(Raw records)
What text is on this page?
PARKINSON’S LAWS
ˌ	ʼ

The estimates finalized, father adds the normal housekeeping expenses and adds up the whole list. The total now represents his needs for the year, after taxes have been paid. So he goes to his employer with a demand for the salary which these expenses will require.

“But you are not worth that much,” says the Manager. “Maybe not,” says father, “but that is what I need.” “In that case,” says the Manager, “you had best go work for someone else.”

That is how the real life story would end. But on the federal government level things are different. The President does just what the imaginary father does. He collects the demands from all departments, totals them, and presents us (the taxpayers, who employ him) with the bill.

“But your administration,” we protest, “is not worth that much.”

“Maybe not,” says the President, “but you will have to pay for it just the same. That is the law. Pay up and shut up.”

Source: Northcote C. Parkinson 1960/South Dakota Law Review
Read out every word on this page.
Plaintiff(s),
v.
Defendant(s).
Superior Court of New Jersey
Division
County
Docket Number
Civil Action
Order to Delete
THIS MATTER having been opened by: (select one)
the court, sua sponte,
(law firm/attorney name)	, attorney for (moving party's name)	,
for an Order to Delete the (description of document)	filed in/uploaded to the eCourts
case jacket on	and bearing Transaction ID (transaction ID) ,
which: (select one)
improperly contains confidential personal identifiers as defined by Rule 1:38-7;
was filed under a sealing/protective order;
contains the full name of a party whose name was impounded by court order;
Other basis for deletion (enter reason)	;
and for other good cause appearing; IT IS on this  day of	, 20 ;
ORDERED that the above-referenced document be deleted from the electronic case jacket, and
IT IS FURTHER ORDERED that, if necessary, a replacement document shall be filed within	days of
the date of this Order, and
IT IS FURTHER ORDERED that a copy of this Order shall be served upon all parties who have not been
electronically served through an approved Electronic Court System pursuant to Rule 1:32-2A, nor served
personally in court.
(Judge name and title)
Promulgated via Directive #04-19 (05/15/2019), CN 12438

Goal >>
Copy out all of the records above with nothing altered.

Solution to the exercise >>
What text is on this page?
PARKINSON’S LAWS
ˌ	ʼ

The estimates finalized, father adds the normal housekeeping expenses and adds up the whole list. The total now represents his needs for the year, after taxes have been paid. So he goes to his employer with a demand for the salary which these expenses will require.

“But you are not worth that much,” says the Manager. “Maybe not,” says father, “but that is what I need.” “In that case,” says the Manager, “you had best go work for someone else.”

That is how the real life story would end. But on the federal government level things are different. The President does just what the imaginary father does. He collects the demands from all departments, totals them, and presents us (the taxpayers, who employ him) with the bill.

“But your administration,” we protest, “is not worth that much.”

“Maybe not,” says the President, “but you will have to pay for it just the same. That is the law. Pay up and shut up.”

Source: Northcote C. Parkinson 1960/South Dakota Law Review
Read out every word on this page.
Plaintiff(s),
v.
Defendant(s).
Superior Court of New Jersey
Division
County
Docket Number
Civil Action
Order to Delete
THIS MATTER having been opened by: (select one)
the court, sua sponte,
(law firm/attorney name)	, attorney for (moving party's name)	,
for an Order to Delete the (description of document)	filed in/uploaded to the eCourts
case jacket on	and bearing Transaction ID (transaction ID) ,
which: (select one)
improperly contains confidential personal identifiers as defined by Rule 1:38-7;
was filed under a sealing/protective order;
contains the full name of a party whose name was impounded by court order;
Other basis for deletion (enter reason)	;
and for other good cause appearing; IT IS on this  day of	, 20 ;
ORDERED that the above-referenced document be deleted from the electronic case jacket, and
IT IS FURTHER ORDERED that, if necessary, a replacement document shall be filed within	days of
the date of this Order, and
IT IS FURTHER ORDERED that a copy of this Order shall be served upon all parties who have not been
electronically served through an approved Electronic Court System pursuant to Rule 1:32-2A, nor served
personally in court.
(Judge name and title)
Promulgated via Directive #04-19 (05/15/2019), CN 12438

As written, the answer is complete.